Each entry below is to be written out exactly, and the pictures are to be left out.

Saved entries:

>> BEGIN

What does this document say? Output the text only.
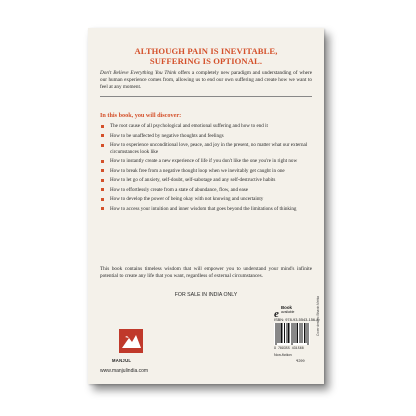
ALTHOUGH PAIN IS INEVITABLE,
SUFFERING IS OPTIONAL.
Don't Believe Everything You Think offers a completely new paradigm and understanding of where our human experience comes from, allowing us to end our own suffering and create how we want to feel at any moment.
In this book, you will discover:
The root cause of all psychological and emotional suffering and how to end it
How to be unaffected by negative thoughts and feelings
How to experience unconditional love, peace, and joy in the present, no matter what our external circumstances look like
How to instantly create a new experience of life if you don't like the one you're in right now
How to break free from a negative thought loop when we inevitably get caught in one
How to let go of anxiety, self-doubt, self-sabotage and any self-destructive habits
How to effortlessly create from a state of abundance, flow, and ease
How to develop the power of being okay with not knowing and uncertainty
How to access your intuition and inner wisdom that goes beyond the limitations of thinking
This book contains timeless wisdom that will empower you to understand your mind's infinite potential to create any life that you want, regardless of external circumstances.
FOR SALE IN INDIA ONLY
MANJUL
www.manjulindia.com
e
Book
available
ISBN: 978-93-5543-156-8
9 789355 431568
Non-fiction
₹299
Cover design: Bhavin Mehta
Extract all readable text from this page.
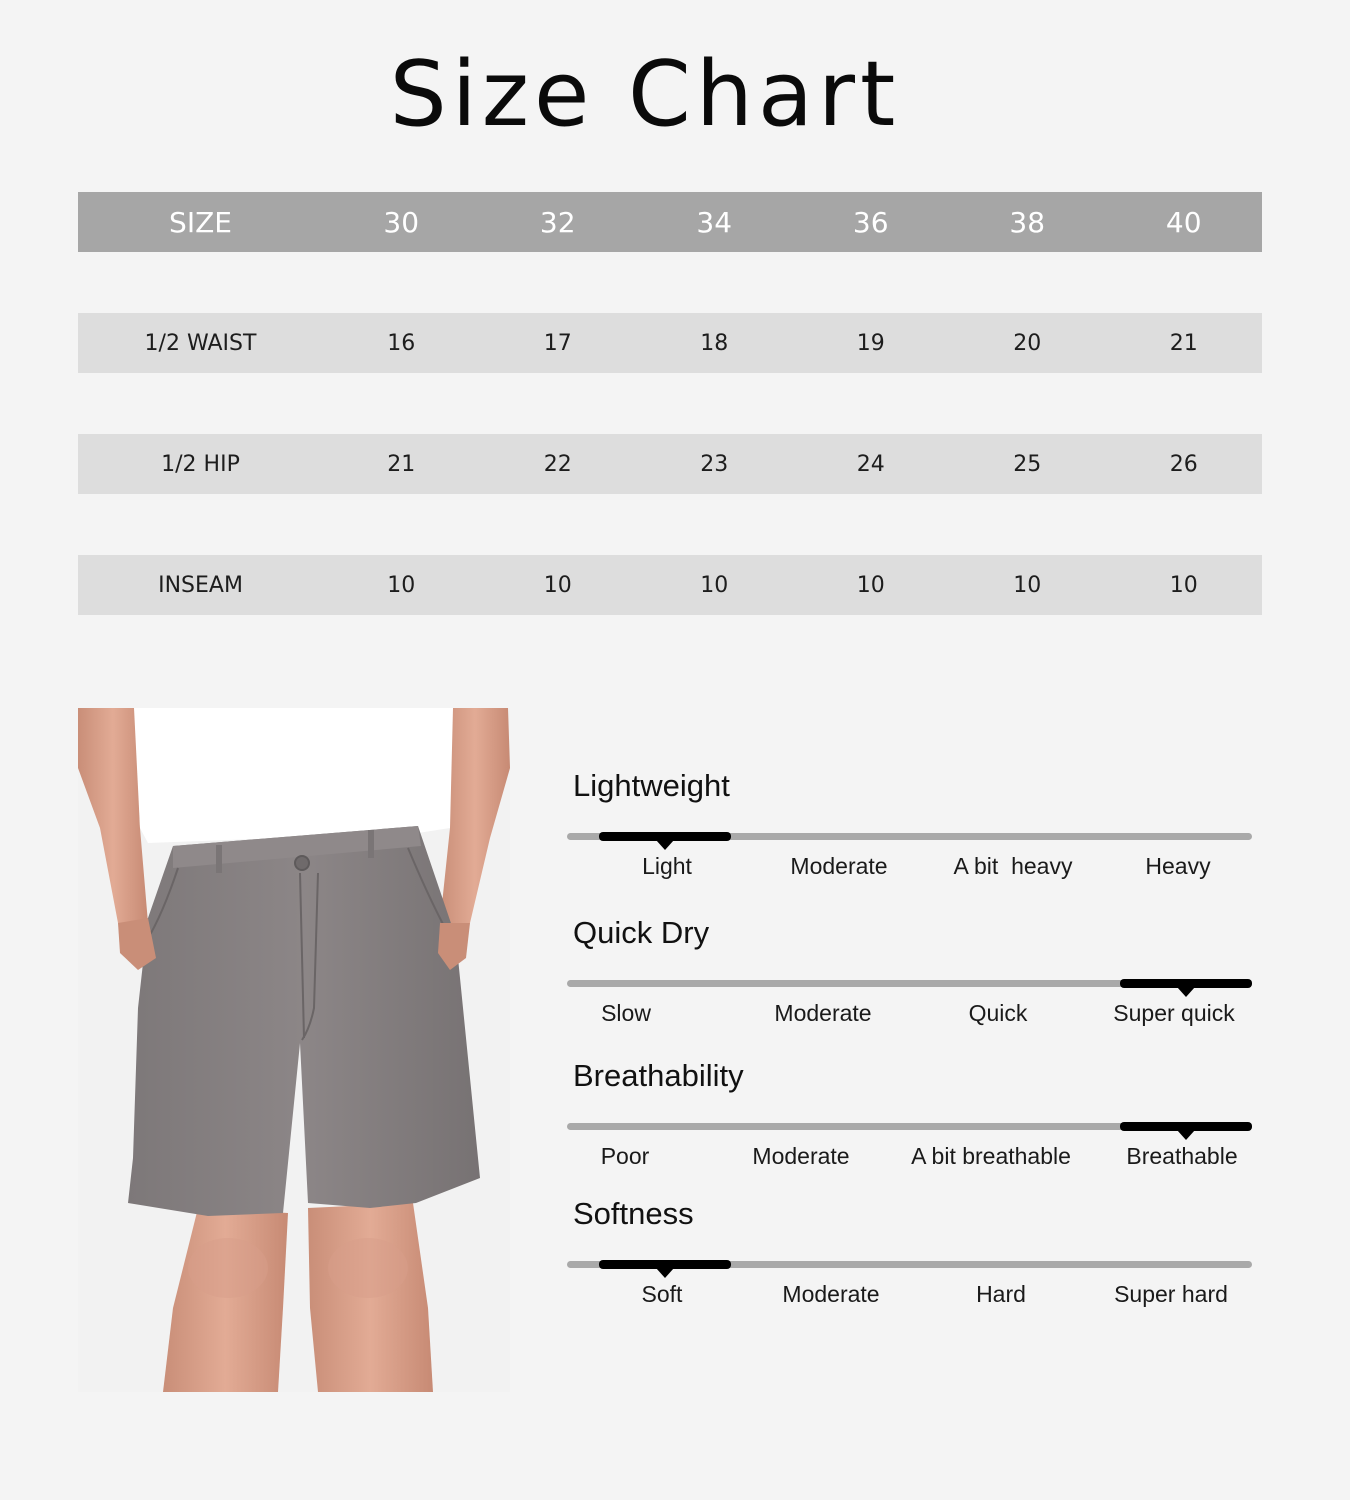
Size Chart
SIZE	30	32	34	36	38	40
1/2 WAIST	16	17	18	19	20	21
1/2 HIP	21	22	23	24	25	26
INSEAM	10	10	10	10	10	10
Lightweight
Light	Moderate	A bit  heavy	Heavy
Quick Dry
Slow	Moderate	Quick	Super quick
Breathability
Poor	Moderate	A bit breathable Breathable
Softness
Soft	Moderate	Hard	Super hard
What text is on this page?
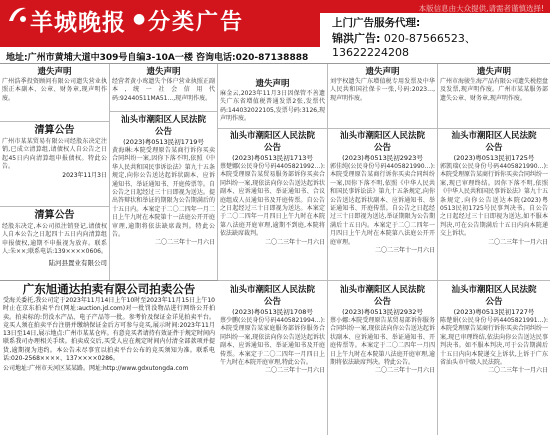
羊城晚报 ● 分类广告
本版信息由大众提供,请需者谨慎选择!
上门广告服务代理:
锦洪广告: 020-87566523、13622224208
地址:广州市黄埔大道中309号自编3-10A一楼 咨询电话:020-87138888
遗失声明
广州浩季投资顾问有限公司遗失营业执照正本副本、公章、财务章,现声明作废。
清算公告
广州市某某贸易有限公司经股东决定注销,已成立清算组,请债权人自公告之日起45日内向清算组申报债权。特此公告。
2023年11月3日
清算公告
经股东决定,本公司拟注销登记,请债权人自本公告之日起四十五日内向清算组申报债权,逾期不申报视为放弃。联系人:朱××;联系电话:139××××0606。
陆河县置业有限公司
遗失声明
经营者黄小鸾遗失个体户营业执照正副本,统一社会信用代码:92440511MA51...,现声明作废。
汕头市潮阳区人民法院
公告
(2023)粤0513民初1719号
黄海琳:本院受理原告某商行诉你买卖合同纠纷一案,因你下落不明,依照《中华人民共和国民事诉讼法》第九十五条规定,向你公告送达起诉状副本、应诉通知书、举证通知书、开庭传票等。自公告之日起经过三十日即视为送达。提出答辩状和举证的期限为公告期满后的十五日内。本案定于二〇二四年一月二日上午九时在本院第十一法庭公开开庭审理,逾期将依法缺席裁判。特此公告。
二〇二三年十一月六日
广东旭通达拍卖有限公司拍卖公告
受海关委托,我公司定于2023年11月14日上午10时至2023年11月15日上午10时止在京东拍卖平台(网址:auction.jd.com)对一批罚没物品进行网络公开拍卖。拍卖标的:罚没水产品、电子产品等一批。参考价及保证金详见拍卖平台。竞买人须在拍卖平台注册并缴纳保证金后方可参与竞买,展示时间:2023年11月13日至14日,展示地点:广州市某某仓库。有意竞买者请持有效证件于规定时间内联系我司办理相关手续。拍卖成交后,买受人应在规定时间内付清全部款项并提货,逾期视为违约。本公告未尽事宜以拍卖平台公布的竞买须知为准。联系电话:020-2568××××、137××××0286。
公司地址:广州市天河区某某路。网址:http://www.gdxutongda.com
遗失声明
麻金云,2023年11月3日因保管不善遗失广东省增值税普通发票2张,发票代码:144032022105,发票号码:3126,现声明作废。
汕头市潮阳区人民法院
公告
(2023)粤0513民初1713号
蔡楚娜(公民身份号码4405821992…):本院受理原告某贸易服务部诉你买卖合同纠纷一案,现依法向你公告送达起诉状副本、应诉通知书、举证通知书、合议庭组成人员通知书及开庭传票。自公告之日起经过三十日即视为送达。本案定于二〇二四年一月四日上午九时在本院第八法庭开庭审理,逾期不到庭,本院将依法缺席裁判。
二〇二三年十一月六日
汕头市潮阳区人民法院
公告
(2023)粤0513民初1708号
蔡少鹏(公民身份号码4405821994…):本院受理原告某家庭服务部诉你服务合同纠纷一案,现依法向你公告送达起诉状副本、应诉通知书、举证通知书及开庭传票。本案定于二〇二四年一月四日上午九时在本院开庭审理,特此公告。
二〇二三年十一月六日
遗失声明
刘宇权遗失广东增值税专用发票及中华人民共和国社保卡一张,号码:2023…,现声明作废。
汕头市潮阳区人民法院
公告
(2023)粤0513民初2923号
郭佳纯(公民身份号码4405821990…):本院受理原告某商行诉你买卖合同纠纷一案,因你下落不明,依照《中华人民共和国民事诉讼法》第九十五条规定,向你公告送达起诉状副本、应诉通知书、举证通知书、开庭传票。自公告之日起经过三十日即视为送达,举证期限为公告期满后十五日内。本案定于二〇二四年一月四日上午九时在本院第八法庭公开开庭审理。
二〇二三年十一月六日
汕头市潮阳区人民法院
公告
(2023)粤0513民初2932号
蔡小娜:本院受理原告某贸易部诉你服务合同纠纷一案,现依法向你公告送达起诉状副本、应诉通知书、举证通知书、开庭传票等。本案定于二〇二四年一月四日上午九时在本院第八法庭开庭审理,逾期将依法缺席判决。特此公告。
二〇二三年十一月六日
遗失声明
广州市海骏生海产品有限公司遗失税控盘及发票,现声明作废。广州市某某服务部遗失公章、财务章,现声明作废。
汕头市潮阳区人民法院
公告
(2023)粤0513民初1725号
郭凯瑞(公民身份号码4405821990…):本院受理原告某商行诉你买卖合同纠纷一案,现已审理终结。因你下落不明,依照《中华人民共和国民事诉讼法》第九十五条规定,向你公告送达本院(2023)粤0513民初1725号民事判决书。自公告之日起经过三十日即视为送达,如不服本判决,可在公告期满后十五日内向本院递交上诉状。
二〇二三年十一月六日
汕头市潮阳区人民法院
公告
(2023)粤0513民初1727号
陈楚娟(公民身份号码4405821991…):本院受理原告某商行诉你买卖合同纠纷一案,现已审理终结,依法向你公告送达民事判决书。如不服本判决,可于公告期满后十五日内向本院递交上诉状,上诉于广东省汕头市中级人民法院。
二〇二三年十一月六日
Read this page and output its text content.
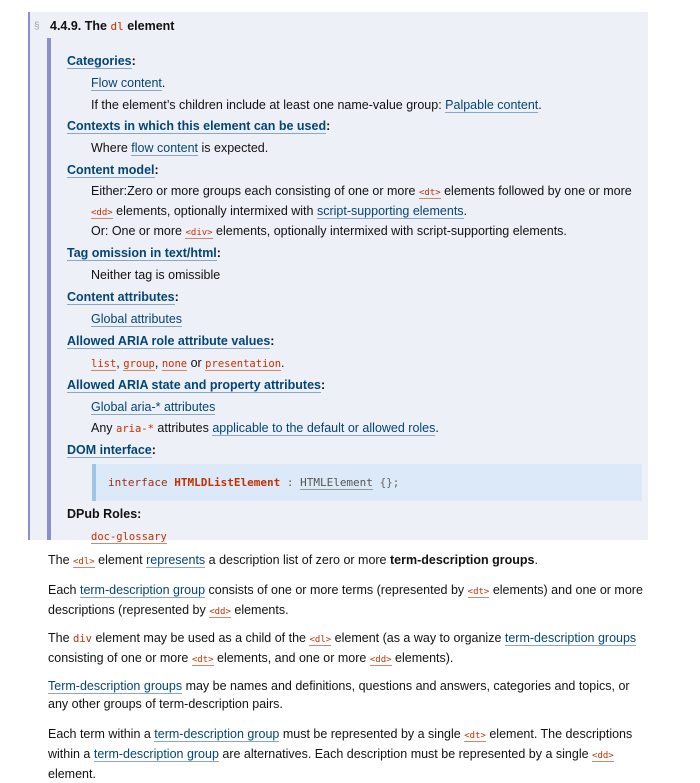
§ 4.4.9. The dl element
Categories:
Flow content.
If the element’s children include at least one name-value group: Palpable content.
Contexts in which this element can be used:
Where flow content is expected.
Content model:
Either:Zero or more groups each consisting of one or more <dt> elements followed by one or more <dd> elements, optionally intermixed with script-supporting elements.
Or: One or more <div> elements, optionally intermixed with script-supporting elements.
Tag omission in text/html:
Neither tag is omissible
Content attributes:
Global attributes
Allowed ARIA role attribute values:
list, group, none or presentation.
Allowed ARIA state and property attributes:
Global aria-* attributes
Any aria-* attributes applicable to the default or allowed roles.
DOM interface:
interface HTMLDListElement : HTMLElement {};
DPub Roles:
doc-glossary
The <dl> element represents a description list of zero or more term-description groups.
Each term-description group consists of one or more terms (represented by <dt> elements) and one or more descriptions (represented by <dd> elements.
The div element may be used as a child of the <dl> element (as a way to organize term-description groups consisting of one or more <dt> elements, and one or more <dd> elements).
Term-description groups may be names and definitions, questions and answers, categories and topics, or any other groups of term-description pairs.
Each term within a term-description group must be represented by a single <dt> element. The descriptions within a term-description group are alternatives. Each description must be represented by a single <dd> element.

>> END

ANSWER TO THIS TASK:
What does this document say? Output the text only.
ALTHOUGH PAIN IS INEVITABLE,
SUFFERING IS OPTIONAL.
Don't Believe Everything You Think offers a completely new paradigm and understanding of where our human experience comes from, allowing us to end our own suffering and create how we want to feel at any moment.
In this book, you will discover:
The root cause of all psychological and emotional suffering and how to end it
How to be unaffected by negative thoughts and feelings
How to experience unconditional love, peace, and joy in the present, no matter what our external circumstances look like
How to instantly create a new experience of life if you don't like the one you're in right now
How to break free from a negative thought loop when we inevitably get caught in one
How to let go of anxiety, self-doubt, self-sabotage and any self-destructive habits
How to effortlessly create from a state of abundance, flow, and ease
How to develop the power of being okay with not knowing and uncertainty
How to access your intuition and inner wisdom that goes beyond the limitations of thinking
This book contains timeless wisdom that will empower you to understand your mind's infinite potential to create any life that you want, regardless of external circumstances.
FOR SALE IN INDIA ONLY
MANJUL
www.manjulindia.com
e
Book
available
ISBN: 978-93-5543-156-8
9 789355 431568
Non-fiction
₹299
Cover design: Bhavin Mehta
Extract all readable text from this page.
Size Chart
SIZE	30	32	34	36	38	40
1/2 WAIST	16	17	18	19	20	21
1/2 HIP	21	22	23	24	25	26
INSEAM	10	10	10	10	10	10
Lightweight
Light	Moderate	A bit  heavy	Heavy
Quick Dry
Slow	Moderate	Quick	Super quick
Breathability
Poor	Moderate	A bit breathable Breathable
Softness
Soft	Moderate	Hard	Super hard
What text is on this page?
羊城晚报 ● 分类广告
本版信息由大众提供,请需者谨慎选择!
上门广告服务代理:
锦洪广告: 020-87566523、13622224208
地址:广州市黄埔大道中309号自编3-10A一楼 咨询电话:020-87138888
遗失声明
广州浩季投资顾问有限公司遗失营业执照正本副本、公章、财务章,现声明作废。
清算公告
广州市某某贸易有限公司经股东决定注销,已成立清算组,请债权人自公告之日起45日内向清算组申报债权。特此公告。
2023年11月3日
清算公告
经股东决定,本公司拟注销登记,请债权人自本公告之日起四十五日内向清算组申报债权,逾期不申报视为放弃。联系人:朱××;联系电话:139××××0606。
陆河县置业有限公司
遗失声明
经营者黄小鸾遗失个体户营业执照正副本,统一社会信用代码:92440511MA51...,现声明作废。
汕头市潮阳区人民法院
公告
(2023)粤0513民初1719号
黄海琳:本院受理原告某商行诉你买卖合同纠纷一案,因你下落不明,依照《中华人民共和国民事诉讼法》第九十五条规定,向你公告送达起诉状副本、应诉通知书、举证通知书、开庭传票等。自公告之日起经过三十日即视为送达。提出答辩状和举证的期限为公告期满后的十五日内。本案定于二〇二四年一月二日上午九时在本院第十一法庭公开开庭审理,逾期将依法缺席裁判。特此公告。
二〇二三年十一月六日
广东旭通达拍卖有限公司拍卖公告
受海关委托,我公司定于2023年11月14日上午10时至2023年11月15日上午10时止在京东拍卖平台(网址:auction.jd.com)对一批罚没物品进行网络公开拍卖。拍卖标的:罚没水产品、电子产品等一批。参考价及保证金详见拍卖平台。竞买人须在拍卖平台注册并缴纳保证金后方可参与竞买,展示时间:2023年11月13日至14日,展示地点:广州市某某仓库。有意竞买者请持有效证件于规定时间内联系我司办理相关手续。拍卖成交后,买受人应在规定时间内付清全部款项并提货,逾期视为违约。本公告未尽事宜以拍卖平台公布的竞买须知为准。联系电话:020-2568××××、137××××0286。
公司地址:广州市天河区某某路。网址:http://www.gdxutongda.com
遗失声明
麻金云,2023年11月3日因保管不善遗失广东省增值税普通发票2张,发票代码:144032022105,发票号码:3126,现声明作废。
汕头市潮阳区人民法院
公告
(2023)粤0513民初1713号
蔡楚娜(公民身份号码4405821992…):本院受理原告某贸易服务部诉你买卖合同纠纷一案,现依法向你公告送达起诉状副本、应诉通知书、举证通知书、合议庭组成人员通知书及开庭传票。自公告之日起经过三十日即视为送达。本案定于二〇二四年一月四日上午九时在本院第八法庭开庭审理,逾期不到庭,本院将依法缺席裁判。
二〇二三年十一月六日
汕头市潮阳区人民法院
公告
(2023)粤0513民初1708号
蔡少鹏(公民身份号码4405821994…):本院受理原告某家庭服务部诉你服务合同纠纷一案,现依法向你公告送达起诉状副本、应诉通知书、举证通知书及开庭传票。本案定于二〇二四年一月四日上午九时在本院开庭审理,特此公告。
二〇二三年十一月六日
遗失声明
刘宇权遗失广东增值税专用发票及中华人民共和国社保卡一张,号码:2023…,现声明作废。
汕头市潮阳区人民法院
公告
(2023)粤0513民初2923号
郭佳纯(公民身份号码4405821990…):本院受理原告某商行诉你买卖合同纠纷一案,因你下落不明,依照《中华人民共和国民事诉讼法》第九十五条规定,向你公告送达起诉状副本、应诉通知书、举证通知书、开庭传票。自公告之日起经过三十日即视为送达,举证期限为公告期满后十五日内。本案定于二〇二四年一月四日上午九时在本院第八法庭公开开庭审理。
二〇二三年十一月六日
汕头市潮阳区人民法院
公告
(2023)粤0513民初2932号
蔡小娜:本院受理原告某贸易部诉你服务合同纠纷一案,现依法向你公告送达起诉状副本、应诉通知书、举证通知书、开庭传票等。本案定于二〇二四年一月四日上午九时在本院第八法庭开庭审理,逾期将依法缺席判决。特此公告。
二〇二三年十一月六日
遗失声明
广州市海骏生海产品有限公司遗失税控盘及发票,现声明作废。广州市某某服务部遗失公章、财务章,现声明作废。
汕头市潮阳区人民法院
公告
(2023)粤0513民初1725号
郭凯瑞(公民身份号码4405821990…):本院受理原告某商行诉你买卖合同纠纷一案,现已审理终结。因你下落不明,依照《中华人民共和国民事诉讼法》第九十五条规定,向你公告送达本院(2023)粤0513民初1725号民事判决书。自公告之日起经过三十日即视为送达,如不服本判决,可在公告期满后十五日内向本院递交上诉状。
二〇二三年十一月六日
汕头市潮阳区人民法院
公告
(2023)粤0513民初1727号
陈楚娟(公民身份号码4405821991…):本院受理原告某商行诉你买卖合同纠纷一案,现已审理终结,依法向你公告送达民事判决书。如不服本判决,可于公告期满后十五日内向本院递交上诉状,上诉于广东省汕头市中级人民法院。
二〇二三年十一月六日
Read this page and output its text content.
§ 4.4.9. The dl element
Categories:
Flow content.
If the element’s children include at least one name-value group: Palpable content.
Contexts in which this element can be used:
Where flow content is expected.
Content model:
Either:Zero or more groups each consisting of one or more <dt> elements followed by one or more <dd> elements, optionally intermixed with script-supporting elements.
Or: One or more <div> elements, optionally intermixed with script-supporting elements.
Tag omission in text/html:
Neither tag is omissible
Content attributes:
Global attributes
Allowed ARIA role attribute values:
list, group, none or presentation.
Allowed ARIA state and property attributes:
Global aria-* attributes
Any aria-* attributes applicable to the default or allowed roles.
DOM interface:
interface HTMLDListElement : HTMLElement {};
DPub Roles:
doc-glossary
The <dl> element represents a description list of zero or more term-description groups.
Each term-description group consists of one or more terms (represented by <dt> elements) and one or more descriptions (represented by <dd> elements.
The div element may be used as a child of the <dl> element (as a way to organize term-description groups consisting of one or more <dt> elements, and one or more <dd> elements).
Term-description groups may be names and definitions, questions and answers, categories and topics, or any other groups of term-description pairs.
Each term within a term-description group must be represented by a single <dt> element. The descriptions within a term-description group are alternatives. Each description must be represented by a single <dd> element.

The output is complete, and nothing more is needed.